Data for this exercise:

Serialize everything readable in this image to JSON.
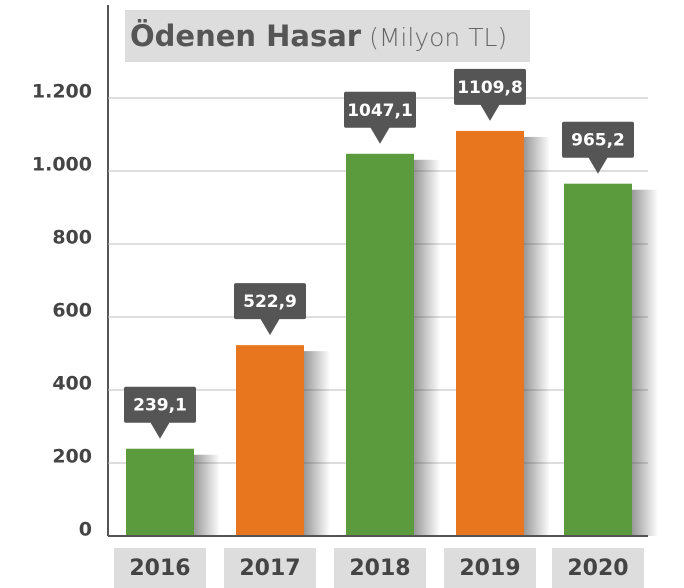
{
  "chart_data": {
    "type": "bar",
    "title": "Ödenen Hasar",
    "subtitle": "(Milyon TL)",
    "categories": [
      "2016",
      "2017",
      "2018",
      "2019",
      "2020"
    ],
    "values": [
      239.1,
      522.9,
      1047.1,
      1109.8,
      965.2
    ],
    "value_labels": [
      "239,1",
      "522,9",
      "1047,1",
      "1109,8",
      "965,2"
    ],
    "colors": [
      "#5b9a3d",
      "#e8761f",
      "#5b9a3d",
      "#e8761f",
      "#5b9a3d"
    ],
    "ylim": [
      0,
      1200
    ],
    "yticks": [
      0,
      200,
      400,
      600,
      800,
      {
        "value": 1000,
        "label": "1.000"
      },
      {
        "value": 1200,
        "label": "1.200"
      }
    ],
    "grid": true
  }
}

What is required: Exactly reproduce each record, leaving out any pictures.

Complete output:
Serialize everything readable in this image to JSON.
{
  "chart_data": {
    "type": "bar",
    "title": "Ödenen Hasar",
    "subtitle": "(Milyon TL)",
    "categories": [
      "2016",
      "2017",
      "2018",
      "2019",
      "2020"
    ],
    "values": [
      239.1,
      522.9,
      1047.1,
      1109.8,
      965.2
    ],
    "value_labels": [
      "239,1",
      "522,9",
      "1047,1",
      "1109,8",
      "965,2"
    ],
    "colors": [
      "#5b9a3d",
      "#e8761f",
      "#5b9a3d",
      "#e8761f",
      "#5b9a3d"
    ],
    "ylim": [
      0,
      1200
    ],
    "yticks": [
      0,
      200,
      400,
      600,
      800,
      {
        "value": 1000,
        "label": "1.000"
      },
      {
        "value": 1200,
        "label": "1.200"
      }
    ],
    "grid": true
  }
}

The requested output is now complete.